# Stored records
>>>
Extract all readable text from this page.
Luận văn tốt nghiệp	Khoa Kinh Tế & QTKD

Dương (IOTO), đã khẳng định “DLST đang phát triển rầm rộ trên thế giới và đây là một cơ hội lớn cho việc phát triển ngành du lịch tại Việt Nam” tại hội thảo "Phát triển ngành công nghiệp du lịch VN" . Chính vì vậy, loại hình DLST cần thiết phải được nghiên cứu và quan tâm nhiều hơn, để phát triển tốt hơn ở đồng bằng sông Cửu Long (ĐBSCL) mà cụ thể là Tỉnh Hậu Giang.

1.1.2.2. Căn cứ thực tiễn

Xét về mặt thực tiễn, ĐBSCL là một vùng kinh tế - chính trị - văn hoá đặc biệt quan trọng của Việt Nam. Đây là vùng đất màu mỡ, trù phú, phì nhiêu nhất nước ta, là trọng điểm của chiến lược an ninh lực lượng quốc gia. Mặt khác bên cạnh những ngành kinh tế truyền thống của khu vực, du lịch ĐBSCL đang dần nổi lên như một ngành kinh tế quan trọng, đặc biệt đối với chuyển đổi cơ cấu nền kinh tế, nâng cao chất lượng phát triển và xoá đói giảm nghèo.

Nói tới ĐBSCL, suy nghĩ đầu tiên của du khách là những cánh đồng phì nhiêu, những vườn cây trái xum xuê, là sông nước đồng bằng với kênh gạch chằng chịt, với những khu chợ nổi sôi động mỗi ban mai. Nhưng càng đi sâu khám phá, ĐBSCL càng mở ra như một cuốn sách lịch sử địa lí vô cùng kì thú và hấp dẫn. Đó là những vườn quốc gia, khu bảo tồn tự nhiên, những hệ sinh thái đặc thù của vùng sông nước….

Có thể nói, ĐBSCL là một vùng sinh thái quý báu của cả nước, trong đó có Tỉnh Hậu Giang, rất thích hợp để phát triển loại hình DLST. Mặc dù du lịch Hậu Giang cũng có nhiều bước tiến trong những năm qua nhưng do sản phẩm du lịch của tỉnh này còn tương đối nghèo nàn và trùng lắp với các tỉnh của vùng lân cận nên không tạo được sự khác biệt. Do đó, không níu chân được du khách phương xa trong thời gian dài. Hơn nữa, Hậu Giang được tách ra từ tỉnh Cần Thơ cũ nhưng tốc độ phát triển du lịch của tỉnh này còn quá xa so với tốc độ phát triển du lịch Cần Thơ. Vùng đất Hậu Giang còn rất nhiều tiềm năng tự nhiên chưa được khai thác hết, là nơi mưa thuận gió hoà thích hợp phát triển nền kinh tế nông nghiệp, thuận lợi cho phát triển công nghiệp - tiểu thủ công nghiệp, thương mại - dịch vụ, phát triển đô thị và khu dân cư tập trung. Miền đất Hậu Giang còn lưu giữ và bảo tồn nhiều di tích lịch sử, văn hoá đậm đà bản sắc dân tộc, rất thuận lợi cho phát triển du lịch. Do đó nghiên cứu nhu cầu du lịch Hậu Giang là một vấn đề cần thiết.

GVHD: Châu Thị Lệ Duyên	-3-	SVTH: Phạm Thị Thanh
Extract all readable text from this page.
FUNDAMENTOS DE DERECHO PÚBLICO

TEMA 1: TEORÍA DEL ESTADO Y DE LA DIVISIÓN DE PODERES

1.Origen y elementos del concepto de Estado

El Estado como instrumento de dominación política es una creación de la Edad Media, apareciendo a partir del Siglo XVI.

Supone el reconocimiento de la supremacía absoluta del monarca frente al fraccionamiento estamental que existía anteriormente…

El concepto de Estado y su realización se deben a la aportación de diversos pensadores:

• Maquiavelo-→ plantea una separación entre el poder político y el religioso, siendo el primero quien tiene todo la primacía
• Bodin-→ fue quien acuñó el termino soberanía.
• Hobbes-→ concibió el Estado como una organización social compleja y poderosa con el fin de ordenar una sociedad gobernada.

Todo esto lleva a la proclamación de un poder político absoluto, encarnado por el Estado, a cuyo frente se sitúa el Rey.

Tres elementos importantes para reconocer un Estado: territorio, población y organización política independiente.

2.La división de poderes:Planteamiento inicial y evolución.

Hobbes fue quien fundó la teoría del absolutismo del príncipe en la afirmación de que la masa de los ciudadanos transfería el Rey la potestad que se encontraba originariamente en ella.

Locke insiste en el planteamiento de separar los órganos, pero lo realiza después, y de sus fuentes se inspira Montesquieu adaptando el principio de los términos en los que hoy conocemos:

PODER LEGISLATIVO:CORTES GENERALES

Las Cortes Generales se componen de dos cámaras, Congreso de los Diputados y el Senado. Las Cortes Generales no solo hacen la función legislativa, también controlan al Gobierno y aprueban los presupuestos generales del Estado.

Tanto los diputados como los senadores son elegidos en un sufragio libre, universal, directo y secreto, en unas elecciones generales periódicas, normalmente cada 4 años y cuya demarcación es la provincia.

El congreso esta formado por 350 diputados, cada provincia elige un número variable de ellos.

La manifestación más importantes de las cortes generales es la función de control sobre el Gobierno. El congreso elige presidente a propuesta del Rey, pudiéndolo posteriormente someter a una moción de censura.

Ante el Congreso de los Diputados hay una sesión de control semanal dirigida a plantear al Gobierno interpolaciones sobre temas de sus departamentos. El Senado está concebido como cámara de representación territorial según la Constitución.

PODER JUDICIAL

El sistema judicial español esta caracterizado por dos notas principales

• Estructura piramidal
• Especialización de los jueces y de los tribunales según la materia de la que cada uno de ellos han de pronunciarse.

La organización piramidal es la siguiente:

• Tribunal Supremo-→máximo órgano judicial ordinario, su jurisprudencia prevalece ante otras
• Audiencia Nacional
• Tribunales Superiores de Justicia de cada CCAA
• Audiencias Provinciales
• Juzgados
<<<
# WHAT IS ASKED
Where a line in the material above holds "cada", copy that line.

# RESULT OF THE EXERCISE
Tanto los diputados como los senadores son elegidos en un sufragio libre, universal, directo y secreto, en unas elecciones generales periódicas, normalmente cada 4 años y cuya demarcación es la provincia.
El congreso esta formado por 350 diputados, cada provincia elige un número variable de ellos.
• Especialización de los jueces y de los tribunales según la materia de la que cada uno de ellos han de pronunciarse.
• Tribunales Superiores de Justicia de cada CCAA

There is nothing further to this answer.